── Record list ──
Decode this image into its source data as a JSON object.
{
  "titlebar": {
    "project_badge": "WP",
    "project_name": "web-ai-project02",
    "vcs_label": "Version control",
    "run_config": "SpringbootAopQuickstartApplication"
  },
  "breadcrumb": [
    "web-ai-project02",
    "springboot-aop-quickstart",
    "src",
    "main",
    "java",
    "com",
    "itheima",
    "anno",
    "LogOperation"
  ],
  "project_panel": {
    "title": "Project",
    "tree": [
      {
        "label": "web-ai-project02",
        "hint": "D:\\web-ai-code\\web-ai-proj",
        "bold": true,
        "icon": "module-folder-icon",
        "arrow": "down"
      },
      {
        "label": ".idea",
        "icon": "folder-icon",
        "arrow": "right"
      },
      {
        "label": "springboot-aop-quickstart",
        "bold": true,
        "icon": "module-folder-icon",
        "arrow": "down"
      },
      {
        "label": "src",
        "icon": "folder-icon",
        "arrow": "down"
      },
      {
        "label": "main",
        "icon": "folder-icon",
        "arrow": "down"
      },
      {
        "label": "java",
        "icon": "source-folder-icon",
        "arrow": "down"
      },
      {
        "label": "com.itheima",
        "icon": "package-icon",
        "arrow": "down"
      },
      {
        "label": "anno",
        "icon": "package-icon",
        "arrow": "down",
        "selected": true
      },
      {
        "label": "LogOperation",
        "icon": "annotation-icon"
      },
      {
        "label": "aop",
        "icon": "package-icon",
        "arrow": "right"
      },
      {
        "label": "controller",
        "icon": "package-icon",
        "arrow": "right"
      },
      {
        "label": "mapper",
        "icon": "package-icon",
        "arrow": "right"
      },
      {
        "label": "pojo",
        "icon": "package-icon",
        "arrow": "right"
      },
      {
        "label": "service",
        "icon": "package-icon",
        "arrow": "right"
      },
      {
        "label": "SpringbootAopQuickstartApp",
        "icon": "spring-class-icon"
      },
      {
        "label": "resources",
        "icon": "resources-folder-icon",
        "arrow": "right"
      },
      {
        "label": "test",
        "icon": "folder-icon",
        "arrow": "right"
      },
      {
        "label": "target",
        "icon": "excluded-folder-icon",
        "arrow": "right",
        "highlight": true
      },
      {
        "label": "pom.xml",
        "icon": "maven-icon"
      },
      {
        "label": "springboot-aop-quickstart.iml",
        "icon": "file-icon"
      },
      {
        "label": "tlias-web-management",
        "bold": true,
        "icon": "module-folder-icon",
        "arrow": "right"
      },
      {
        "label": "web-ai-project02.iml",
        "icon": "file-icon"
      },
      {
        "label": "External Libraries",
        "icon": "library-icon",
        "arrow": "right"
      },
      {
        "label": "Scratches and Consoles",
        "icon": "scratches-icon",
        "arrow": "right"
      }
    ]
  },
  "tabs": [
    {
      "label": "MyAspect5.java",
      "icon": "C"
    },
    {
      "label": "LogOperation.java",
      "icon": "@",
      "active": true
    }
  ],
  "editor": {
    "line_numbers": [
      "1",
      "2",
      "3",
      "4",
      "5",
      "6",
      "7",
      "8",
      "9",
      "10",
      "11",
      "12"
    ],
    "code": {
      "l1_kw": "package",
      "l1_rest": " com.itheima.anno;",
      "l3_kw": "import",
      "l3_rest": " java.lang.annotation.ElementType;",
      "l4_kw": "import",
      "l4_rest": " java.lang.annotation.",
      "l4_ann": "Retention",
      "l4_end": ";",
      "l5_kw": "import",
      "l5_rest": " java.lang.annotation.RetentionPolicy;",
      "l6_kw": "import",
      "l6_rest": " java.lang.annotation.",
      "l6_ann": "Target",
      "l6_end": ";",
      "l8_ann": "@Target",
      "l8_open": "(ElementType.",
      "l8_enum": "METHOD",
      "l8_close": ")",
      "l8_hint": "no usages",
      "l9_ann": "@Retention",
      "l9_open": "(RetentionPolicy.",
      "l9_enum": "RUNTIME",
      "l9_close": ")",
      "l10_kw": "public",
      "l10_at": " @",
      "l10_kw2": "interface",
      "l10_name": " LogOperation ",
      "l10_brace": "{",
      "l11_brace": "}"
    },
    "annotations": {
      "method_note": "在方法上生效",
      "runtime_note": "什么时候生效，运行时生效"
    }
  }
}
───
Set problem =>
Tally the lines of the records holding the word "RetentionPolicy", then state only the tally.

Result of this exercise =>
2